WHAT YOU WILL DO.
From the entries below, list each line with "color".

______________________________

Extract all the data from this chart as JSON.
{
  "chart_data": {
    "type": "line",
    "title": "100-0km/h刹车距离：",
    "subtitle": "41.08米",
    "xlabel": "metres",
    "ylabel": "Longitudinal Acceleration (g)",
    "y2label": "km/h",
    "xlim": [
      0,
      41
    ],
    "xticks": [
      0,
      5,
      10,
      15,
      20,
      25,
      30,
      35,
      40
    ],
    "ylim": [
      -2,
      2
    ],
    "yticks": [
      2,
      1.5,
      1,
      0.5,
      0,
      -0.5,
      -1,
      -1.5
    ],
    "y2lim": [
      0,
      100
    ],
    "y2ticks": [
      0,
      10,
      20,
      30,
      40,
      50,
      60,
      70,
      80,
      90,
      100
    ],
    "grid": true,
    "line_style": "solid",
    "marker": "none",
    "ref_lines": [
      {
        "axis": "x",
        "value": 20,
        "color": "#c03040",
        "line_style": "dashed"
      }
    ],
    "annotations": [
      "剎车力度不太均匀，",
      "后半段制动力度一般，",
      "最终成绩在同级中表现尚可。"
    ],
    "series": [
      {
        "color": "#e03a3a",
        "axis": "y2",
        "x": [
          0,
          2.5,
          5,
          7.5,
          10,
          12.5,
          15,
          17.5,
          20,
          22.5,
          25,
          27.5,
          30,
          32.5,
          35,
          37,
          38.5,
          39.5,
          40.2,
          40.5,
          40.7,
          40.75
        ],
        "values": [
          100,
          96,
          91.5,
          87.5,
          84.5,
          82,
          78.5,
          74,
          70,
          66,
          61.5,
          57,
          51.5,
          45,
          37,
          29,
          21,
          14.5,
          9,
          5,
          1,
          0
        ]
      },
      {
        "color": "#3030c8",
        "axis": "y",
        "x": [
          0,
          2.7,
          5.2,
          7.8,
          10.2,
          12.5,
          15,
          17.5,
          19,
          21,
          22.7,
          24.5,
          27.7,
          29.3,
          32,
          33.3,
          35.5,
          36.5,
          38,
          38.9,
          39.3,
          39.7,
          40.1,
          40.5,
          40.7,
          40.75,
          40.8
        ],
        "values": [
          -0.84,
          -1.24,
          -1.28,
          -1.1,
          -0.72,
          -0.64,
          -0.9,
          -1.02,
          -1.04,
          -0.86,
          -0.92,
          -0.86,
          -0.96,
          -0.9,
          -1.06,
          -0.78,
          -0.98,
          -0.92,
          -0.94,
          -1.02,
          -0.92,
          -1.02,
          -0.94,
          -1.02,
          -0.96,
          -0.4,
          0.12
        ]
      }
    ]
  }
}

______________________________

FINAL RESULT.
        "color": "#c03040",
        "color": "#e03a3a",
        "color": "#3030c8",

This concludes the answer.